* START *
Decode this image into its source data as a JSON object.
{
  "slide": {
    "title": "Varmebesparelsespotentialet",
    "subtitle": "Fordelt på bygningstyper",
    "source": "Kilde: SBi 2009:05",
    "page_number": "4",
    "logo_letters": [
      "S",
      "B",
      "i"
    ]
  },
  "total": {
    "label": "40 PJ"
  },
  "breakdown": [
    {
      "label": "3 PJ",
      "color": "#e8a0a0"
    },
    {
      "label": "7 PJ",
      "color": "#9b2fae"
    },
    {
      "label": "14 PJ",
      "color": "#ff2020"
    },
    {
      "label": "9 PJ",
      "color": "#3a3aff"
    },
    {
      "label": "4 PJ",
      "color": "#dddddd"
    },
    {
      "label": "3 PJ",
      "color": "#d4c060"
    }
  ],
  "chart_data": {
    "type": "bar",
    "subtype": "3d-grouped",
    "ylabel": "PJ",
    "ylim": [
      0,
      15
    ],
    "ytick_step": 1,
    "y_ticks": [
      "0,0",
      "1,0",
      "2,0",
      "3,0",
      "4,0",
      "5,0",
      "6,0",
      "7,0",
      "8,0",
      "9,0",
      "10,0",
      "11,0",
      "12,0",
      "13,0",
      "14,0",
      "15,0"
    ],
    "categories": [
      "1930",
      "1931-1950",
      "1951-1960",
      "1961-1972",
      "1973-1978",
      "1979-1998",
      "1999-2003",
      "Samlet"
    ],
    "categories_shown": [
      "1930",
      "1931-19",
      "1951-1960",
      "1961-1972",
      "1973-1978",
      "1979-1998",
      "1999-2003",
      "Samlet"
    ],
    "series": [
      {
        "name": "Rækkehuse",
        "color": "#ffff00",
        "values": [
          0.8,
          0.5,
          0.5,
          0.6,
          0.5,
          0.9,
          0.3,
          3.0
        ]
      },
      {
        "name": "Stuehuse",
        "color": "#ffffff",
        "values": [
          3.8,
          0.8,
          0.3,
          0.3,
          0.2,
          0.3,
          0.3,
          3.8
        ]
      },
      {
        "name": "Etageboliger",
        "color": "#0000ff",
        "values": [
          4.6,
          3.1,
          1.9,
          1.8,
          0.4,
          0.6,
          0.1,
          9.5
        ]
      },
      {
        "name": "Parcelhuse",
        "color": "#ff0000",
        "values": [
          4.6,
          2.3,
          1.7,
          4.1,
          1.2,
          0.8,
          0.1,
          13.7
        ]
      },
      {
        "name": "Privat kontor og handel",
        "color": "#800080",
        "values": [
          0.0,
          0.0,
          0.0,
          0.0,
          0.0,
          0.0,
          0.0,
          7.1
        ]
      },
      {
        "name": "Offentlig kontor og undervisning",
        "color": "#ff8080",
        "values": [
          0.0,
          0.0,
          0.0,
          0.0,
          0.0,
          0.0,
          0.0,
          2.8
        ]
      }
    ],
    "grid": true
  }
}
* END *
Find the word "kontor" in the records and pull out each line that has it.

        "name": "Privat kontor og handel",
        "name": "Offentlig kontor og undervisning",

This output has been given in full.